§ **What this task involves**
Check each line of the material below for the string "document", then report how many lines have it, and nothing else.

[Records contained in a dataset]
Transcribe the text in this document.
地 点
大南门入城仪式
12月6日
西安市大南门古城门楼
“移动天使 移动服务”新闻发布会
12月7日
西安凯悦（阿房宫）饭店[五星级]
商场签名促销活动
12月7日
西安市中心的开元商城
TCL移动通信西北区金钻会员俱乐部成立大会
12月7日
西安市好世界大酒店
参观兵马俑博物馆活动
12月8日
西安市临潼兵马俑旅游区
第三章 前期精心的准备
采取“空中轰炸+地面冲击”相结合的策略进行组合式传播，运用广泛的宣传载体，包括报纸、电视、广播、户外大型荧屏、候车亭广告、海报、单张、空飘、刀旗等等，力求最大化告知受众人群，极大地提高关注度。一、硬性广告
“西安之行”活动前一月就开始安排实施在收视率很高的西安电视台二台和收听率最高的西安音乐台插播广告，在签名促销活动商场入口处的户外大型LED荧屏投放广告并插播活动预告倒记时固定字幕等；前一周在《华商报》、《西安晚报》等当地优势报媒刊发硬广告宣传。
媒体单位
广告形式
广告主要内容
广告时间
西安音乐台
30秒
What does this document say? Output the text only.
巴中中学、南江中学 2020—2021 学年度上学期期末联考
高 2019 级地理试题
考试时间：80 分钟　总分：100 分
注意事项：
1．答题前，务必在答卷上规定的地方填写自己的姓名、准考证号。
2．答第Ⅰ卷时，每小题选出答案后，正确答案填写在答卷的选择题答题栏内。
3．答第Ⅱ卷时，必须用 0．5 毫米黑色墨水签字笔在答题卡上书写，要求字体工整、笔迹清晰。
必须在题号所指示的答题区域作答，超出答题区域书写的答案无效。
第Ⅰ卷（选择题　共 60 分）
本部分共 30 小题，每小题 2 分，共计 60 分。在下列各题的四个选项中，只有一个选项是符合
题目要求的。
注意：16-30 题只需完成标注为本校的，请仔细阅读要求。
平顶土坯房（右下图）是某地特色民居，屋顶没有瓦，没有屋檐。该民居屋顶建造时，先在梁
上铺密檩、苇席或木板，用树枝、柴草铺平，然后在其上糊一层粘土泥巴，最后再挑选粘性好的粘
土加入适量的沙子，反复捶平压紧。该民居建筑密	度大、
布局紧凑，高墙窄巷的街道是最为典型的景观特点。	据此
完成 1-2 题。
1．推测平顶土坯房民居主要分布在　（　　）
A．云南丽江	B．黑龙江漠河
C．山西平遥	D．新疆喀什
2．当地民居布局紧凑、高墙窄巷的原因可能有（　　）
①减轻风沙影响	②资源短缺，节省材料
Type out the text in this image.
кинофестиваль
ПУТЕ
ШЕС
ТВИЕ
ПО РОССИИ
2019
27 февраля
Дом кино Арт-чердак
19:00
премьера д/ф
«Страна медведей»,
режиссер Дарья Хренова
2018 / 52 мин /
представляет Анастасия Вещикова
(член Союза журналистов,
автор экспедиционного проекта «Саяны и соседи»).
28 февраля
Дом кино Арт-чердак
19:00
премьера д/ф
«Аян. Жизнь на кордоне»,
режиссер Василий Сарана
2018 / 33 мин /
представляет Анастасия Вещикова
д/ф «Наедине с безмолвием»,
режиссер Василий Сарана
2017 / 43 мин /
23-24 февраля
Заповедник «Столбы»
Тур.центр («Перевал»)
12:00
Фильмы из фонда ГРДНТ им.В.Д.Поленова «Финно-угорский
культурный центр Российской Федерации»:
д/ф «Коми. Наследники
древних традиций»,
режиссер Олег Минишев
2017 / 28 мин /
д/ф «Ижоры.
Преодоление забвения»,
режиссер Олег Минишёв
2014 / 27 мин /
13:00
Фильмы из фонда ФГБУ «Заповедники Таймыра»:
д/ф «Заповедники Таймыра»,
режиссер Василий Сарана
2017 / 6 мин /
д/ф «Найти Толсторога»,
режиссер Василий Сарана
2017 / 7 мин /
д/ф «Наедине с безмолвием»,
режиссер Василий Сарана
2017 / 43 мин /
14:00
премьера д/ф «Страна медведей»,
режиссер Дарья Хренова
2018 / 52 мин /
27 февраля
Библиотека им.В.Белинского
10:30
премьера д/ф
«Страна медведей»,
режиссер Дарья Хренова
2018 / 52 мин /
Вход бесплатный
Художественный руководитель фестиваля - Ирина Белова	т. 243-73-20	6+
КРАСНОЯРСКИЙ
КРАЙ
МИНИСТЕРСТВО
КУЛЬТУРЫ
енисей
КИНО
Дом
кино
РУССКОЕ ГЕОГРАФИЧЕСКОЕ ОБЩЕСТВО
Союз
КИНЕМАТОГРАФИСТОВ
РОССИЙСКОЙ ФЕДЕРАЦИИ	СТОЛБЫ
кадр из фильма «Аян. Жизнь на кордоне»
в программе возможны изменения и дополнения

§ **Expected answer**
2